- SET TASK
All of the material below is to be retyped exactly.

- EXTRACTED ENTRIES
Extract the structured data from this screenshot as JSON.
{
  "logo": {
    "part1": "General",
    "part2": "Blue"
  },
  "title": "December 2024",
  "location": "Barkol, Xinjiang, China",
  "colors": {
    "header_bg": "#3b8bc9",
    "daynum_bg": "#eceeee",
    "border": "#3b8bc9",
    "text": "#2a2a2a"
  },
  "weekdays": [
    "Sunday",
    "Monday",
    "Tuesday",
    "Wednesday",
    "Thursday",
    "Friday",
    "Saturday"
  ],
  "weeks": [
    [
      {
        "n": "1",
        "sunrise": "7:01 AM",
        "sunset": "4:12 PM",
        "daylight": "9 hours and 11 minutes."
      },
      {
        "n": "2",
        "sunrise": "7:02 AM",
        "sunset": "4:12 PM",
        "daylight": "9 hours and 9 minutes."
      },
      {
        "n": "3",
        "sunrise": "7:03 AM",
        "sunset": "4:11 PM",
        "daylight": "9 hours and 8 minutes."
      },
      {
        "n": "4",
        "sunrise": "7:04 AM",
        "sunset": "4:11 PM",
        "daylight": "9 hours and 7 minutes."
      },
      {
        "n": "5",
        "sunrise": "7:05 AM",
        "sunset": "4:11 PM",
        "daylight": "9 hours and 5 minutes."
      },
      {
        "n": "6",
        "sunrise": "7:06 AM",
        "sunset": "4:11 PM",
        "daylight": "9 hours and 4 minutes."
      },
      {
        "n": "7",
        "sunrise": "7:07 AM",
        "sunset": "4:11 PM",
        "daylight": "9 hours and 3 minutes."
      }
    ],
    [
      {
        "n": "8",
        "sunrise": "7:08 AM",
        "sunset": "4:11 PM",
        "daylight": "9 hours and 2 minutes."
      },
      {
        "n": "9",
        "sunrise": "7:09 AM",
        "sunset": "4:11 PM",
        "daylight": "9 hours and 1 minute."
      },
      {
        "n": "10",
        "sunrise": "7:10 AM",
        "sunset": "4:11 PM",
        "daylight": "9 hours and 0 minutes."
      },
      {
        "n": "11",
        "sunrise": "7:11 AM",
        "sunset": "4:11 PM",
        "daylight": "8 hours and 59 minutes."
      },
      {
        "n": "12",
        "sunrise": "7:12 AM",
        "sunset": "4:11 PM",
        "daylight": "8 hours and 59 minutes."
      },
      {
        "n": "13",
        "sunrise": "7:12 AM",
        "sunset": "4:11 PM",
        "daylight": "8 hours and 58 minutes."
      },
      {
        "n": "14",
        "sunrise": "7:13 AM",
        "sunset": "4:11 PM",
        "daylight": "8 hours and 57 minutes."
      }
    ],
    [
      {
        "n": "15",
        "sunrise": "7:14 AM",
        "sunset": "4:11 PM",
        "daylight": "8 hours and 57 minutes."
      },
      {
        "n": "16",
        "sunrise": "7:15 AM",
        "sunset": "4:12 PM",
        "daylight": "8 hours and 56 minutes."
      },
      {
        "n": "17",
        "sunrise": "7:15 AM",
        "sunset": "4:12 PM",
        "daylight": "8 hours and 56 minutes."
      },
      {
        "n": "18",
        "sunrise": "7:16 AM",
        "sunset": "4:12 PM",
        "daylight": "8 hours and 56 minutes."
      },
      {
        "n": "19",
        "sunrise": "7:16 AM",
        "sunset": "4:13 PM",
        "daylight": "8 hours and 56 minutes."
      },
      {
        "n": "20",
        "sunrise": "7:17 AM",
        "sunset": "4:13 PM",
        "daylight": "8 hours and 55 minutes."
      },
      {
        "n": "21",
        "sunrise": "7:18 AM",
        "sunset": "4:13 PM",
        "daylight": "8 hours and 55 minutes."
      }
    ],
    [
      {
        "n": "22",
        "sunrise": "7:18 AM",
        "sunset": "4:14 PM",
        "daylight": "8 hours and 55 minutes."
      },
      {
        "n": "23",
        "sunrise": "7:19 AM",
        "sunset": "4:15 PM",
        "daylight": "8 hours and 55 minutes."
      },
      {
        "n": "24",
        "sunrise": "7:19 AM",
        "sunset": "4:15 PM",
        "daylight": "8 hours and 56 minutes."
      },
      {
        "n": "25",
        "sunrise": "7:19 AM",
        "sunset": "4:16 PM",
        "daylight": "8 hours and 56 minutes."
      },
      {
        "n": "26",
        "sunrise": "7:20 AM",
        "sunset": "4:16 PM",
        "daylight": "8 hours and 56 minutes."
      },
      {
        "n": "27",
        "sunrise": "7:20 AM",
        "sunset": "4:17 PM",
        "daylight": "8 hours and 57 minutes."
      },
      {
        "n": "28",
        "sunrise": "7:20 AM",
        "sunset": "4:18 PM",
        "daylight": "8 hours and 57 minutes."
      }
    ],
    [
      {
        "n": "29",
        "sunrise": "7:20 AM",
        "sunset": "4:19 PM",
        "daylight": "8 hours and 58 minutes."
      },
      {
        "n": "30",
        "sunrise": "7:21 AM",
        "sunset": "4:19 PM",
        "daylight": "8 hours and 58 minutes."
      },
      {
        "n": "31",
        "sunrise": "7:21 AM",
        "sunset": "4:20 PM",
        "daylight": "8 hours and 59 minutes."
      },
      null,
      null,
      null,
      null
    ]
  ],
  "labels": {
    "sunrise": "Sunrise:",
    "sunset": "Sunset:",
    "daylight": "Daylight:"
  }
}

- CORRECT ANSWER
Extract the structured data from this screenshot as JSON.
{
  "logo": {
    "part1": "General",
    "part2": "Blue"
  },
  "title": "December 2024",
  "location": "Barkol, Xinjiang, China",
  "colors": {
    "header_bg": "#3b8bc9",
    "daynum_bg": "#eceeee",
    "border": "#3b8bc9",
    "text": "#2a2a2a"
  },
  "weekdays": [
    "Sunday",
    "Monday",
    "Tuesday",
    "Wednesday",
    "Thursday",
    "Friday",
    "Saturday"
  ],
  "weeks": [
    [
      {
        "n": "1",
        "sunrise": "7:01 AM",
        "sunset": "4:12 PM",
        "daylight": "9 hours and 11 minutes."
      },
      {
        "n": "2",
        "sunrise": "7:02 AM",
        "sunset": "4:12 PM",
        "daylight": "9 hours and 9 minutes."
      },
      {
        "n": "3",
        "sunrise": "7:03 AM",
        "sunset": "4:11 PM",
        "daylight": "9 hours and 8 minutes."
      },
      {
        "n": "4",
        "sunrise": "7:04 AM",
        "sunset": "4:11 PM",
        "daylight": "9 hours and 7 minutes."
      },
      {
        "n": "5",
        "sunrise": "7:05 AM",
        "sunset": "4:11 PM",
        "daylight": "9 hours and 5 minutes."
      },
      {
        "n": "6",
        "sunrise": "7:06 AM",
        "sunset": "4:11 PM",
        "daylight": "9 hours and 4 minutes."
      },
      {
        "n": "7",
        "sunrise": "7:07 AM",
        "sunset": "4:11 PM",
        "daylight": "9 hours and 3 minutes."
      }
    ],
    [
      {
        "n": "8",
        "sunrise": "7:08 AM",
        "sunset": "4:11 PM",
        "daylight": "9 hours and 2 minutes."
      },
      {
        "n": "9",
        "sunrise": "7:09 AM",
        "sunset": "4:11 PM",
        "daylight": "9 hours and 1 minute."
      },
      {
        "n": "10",
        "sunrise": "7:10 AM",
        "sunset": "4:11 PM",
        "daylight": "9 hours and 0 minutes."
      },
      {
        "n": "11",
        "sunrise": "7:11 AM",
        "sunset": "4:11 PM",
        "daylight": "8 hours and 59 minutes."
      },
      {
        "n": "12",
        "sunrise": "7:12 AM",
        "sunset": "4:11 PM",
        "daylight": "8 hours and 59 minutes."
      },
      {
        "n": "13",
        "sunrise": "7:12 AM",
        "sunset": "4:11 PM",
        "daylight": "8 hours and 58 minutes."
      },
      {
        "n": "14",
        "sunrise": "7:13 AM",
        "sunset": "4:11 PM",
        "daylight": "8 hours and 57 minutes."
      }
    ],
    [
      {
        "n": "15",
        "sunrise": "7:14 AM",
        "sunset": "4:11 PM",
        "daylight": "8 hours and 57 minutes."
      },
      {
        "n": "16",
        "sunrise": "7:15 AM",
        "sunset": "4:12 PM",
        "daylight": "8 hours and 56 minutes."
      },
      {
        "n": "17",
        "sunrise": "7:15 AM",
        "sunset": "4:12 PM",
        "daylight": "8 hours and 56 minutes."
      },
      {
        "n": "18",
        "sunrise": "7:16 AM",
        "sunset": "4:12 PM",
        "daylight": "8 hours and 56 minutes."
      },
      {
        "n": "19",
        "sunrise": "7:16 AM",
        "sunset": "4:13 PM",
        "daylight": "8 hours and 56 minutes."
      },
      {
        "n": "20",
        "sunrise": "7:17 AM",
        "sunset": "4:13 PM",
        "daylight": "8 hours and 55 minutes."
      },
      {
        "n": "21",
        "sunrise": "7:18 AM",
        "sunset": "4:13 PM",
        "daylight": "8 hours and 55 minutes."
      }
    ],
    [
      {
        "n": "22",
        "sunrise": "7:18 AM",
        "sunset": "4:14 PM",
        "daylight": "8 hours and 55 minutes."
      },
      {
        "n": "23",
        "sunrise": "7:19 AM",
        "sunset": "4:15 PM",
        "daylight": "8 hours and 55 minutes."
      },
      {
        "n": "24",
        "sunrise": "7:19 AM",
        "sunset": "4:15 PM",
        "daylight": "8 hours and 56 minutes."
      },
      {
        "n": "25",
        "sunrise": "7:19 AM",
        "sunset": "4:16 PM",
        "daylight": "8 hours and 56 minutes."
      },
      {
        "n": "26",
        "sunrise": "7:20 AM",
        "sunset": "4:16 PM",
        "daylight": "8 hours and 56 minutes."
      },
      {
        "n": "27",
        "sunrise": "7:20 AM",
        "sunset": "4:17 PM",
        "daylight": "8 hours and 57 minutes."
      },
      {
        "n": "28",
        "sunrise": "7:20 AM",
        "sunset": "4:18 PM",
        "daylight": "8 hours and 57 minutes."
      }
    ],
    [
      {
        "n": "29",
        "sunrise": "7:20 AM",
        "sunset": "4:19 PM",
        "daylight": "8 hours and 58 minutes."
      },
      {
        "n": "30",
        "sunrise": "7:21 AM",
        "sunset": "4:19 PM",
        "daylight": "8 hours and 58 minutes."
      },
      {
        "n": "31",
        "sunrise": "7:21 AM",
        "sunset": "4:20 PM",
        "daylight": "8 hours and 59 minutes."
      },
      null,
      null,
      null,
      null
    ]
  ],
  "labels": {
    "sunrise": "Sunrise:",
    "sunset": "Sunset:",
    "daylight": "Daylight:"
  }
}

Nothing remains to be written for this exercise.